Step 1. Compute the task specific updated weight 
$$
\theta' = \theta - \alpha \nabla_\theta L_{task} (f(\theta)) 
$$

Step 2. compute the meta-test with the computed weight
$$
\theta \leftarrow \theta - \nabla_\theta L_{{meta}} (f(\theta'))
$$

### Implementation 

1. autograd.grad($L$, $\theta$, $\mathrm{\textcolor{orange}{create\_graph=True}}$) computes $\nabla_\theta L$ as a tensor with computational graph

2. forward with weight - grad (obtained by 1) computes the step 2

In [23]:
import torch 
import torch.nn as nn 
import torch.nn.functional as F 

class Net(nn.Module):
    def __init__(self):
        super().__init__()
        self.mlp = nn.Linear(2,5)
        self.out = nn.Linear(5, 1)
    def forward(self, x, fast_weights=None):
        if fast_weights is None:
            x = self.mlp(x)
            x = nn.functional.relu(x)
            x = self.out(x)
        else:  # same logit with given weight
            w, b = fast_weights[0], fast_weights[1]
            x = F.linear(x, w, b)
            x = nn.functional.relu(x)
            w, b = fast_weights[2], fast_weights[3]
            x = F.linear(x, w, b)
        return x 

net = Net()
lr=1e-3
meta_optim = torch.optim.Adam(net.parameters(), lr=lr)


meta_loss = 0
num_tasks = 3
for task in range(num_tasks):
    # Step 1 : compute one_step weight
    input= torch.tensor([(task+1.0)]*2)
    f = net(input)
    grad = torch.autograd.grad(f, net.parameters(), create_graph=True)    # Step 1 Core
    fast_weights = list(map(lambda p: p[1] - lr * p[0], zip(grad, net.parameters())))

    # Step 2 : compute the loss with one step weight
    meta_input= torch.tensor([(task+2.0)]*2)

■ ■ ■ ■ ■ ■ ■

Exercise directions -
Please repeat the part of the meta-learning excerpt starting with "net = Net()" and going on through "p[0], zip(grad, net.parameters())))", word for word. The items that come next are separate material.

■ ■ ■ ■ ■ ■ ■

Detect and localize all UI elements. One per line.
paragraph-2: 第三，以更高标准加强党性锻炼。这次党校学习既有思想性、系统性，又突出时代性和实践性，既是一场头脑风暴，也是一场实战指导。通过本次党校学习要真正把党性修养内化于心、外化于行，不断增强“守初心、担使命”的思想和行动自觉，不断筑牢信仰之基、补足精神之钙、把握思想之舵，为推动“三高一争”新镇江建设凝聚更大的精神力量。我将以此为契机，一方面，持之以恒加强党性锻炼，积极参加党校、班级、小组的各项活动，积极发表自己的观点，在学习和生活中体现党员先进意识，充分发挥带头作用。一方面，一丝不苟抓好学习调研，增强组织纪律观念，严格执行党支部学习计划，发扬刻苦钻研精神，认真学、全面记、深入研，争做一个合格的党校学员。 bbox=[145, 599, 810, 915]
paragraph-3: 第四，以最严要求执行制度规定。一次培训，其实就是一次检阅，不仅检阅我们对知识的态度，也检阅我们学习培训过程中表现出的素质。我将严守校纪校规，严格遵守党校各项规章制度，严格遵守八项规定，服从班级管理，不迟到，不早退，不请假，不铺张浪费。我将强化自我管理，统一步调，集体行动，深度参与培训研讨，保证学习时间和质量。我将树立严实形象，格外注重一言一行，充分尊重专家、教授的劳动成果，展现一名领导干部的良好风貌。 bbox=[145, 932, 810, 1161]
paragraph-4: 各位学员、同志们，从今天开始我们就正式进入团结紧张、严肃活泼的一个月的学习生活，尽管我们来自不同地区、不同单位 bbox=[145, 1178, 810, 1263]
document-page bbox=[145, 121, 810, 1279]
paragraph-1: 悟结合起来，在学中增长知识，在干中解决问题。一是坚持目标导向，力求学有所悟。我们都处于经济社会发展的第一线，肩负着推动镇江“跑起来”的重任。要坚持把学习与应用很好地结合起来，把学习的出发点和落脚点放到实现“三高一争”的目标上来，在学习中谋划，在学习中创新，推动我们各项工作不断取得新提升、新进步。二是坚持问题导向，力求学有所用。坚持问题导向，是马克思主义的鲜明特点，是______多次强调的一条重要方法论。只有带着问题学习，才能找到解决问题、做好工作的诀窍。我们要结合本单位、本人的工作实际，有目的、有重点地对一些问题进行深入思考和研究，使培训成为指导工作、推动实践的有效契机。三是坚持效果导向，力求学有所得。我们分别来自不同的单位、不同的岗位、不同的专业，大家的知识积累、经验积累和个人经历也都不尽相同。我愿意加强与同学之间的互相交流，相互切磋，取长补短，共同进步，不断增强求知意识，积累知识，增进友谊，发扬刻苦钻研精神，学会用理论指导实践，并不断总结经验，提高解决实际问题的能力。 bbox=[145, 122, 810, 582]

■ ■ ■ ■ ■ ■ ■

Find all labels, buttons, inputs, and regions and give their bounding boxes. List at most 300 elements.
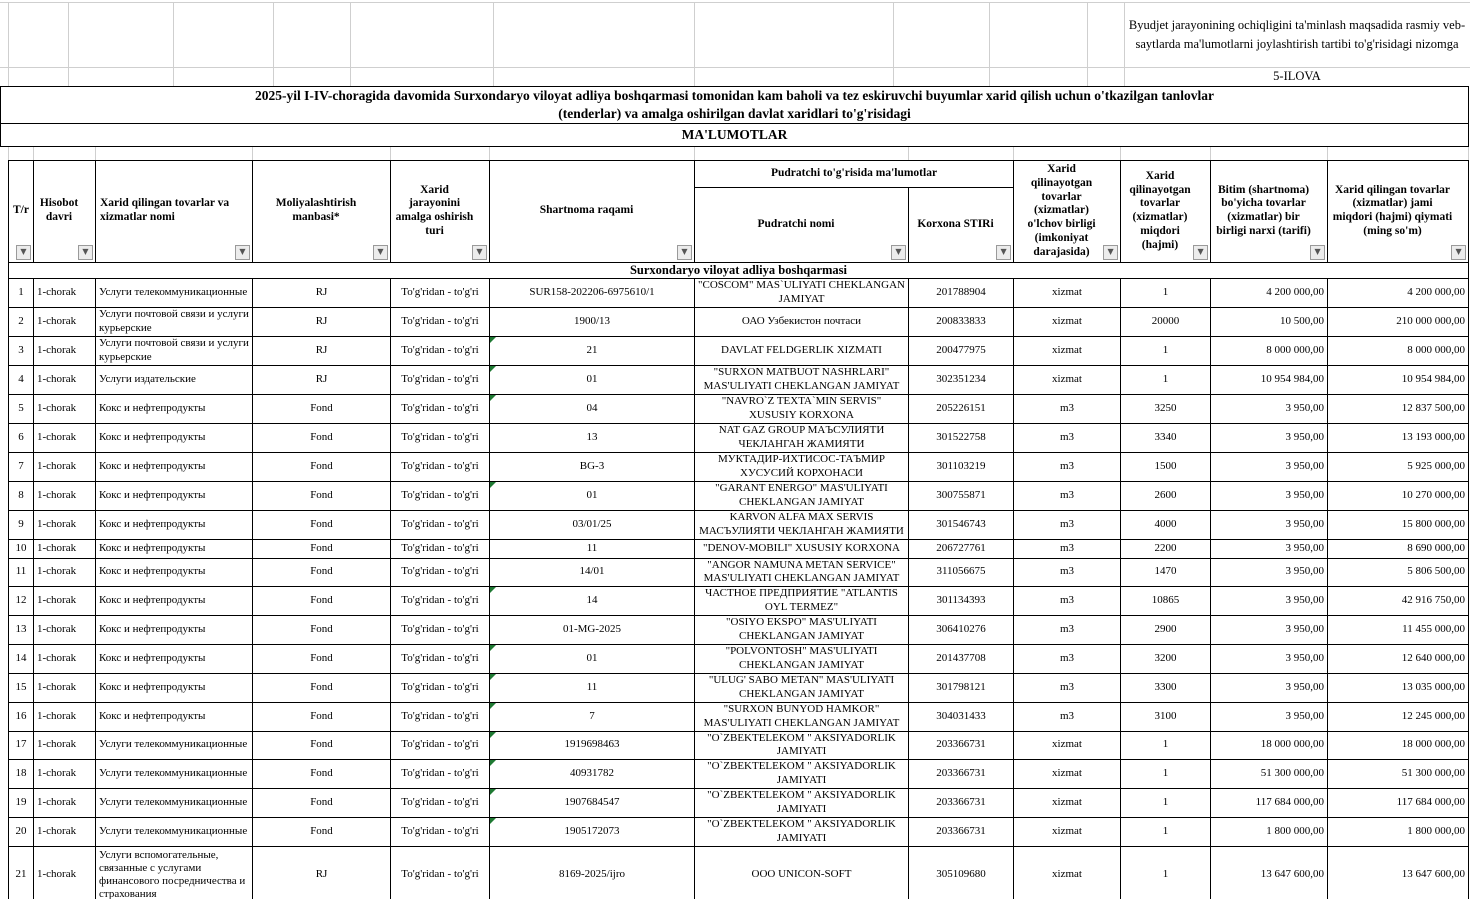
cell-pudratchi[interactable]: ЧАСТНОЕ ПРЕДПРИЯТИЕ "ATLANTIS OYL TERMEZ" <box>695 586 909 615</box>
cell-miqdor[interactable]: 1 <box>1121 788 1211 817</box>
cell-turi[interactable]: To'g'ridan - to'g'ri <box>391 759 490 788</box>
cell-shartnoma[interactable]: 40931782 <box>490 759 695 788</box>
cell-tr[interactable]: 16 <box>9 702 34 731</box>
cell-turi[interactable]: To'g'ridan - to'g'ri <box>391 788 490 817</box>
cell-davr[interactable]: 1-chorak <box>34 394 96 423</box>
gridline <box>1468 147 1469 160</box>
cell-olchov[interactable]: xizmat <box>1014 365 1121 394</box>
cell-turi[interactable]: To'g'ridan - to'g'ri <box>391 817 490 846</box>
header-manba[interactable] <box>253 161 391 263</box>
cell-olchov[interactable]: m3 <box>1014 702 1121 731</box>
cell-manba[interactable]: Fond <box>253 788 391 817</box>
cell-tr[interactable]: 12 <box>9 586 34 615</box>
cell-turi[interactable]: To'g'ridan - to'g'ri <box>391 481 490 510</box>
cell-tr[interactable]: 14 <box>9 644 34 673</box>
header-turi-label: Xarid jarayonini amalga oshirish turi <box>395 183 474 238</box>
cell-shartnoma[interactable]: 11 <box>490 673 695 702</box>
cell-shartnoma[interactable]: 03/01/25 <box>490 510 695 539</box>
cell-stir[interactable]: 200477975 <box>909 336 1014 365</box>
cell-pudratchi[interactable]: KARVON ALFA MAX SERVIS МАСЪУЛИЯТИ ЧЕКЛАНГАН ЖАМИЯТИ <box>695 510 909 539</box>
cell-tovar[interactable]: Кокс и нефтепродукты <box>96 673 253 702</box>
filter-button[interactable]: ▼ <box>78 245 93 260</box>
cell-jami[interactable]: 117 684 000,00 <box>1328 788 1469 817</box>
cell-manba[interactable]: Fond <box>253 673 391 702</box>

■ ■ ■ ■ ■ ■ ■

Solution for this task -
net = Net()
lr=1e-3
meta_optim = torch.optim.Adam(net.parameters(), lr=lr)


meta_loss = 0
num_tasks = 3
for task in range(num_tasks):
    # Step 1 : compute one_step weight
    input= torch.tensor([(task+1.0)]*2)
    f = net(input)
    grad = torch.autograd.grad(f, net.parameters(), create_graph=True)    # Step 1 Core
    fast_weights = list(map(lambda p: p[1] - lr * p[0], zip(grad, net.parameters())))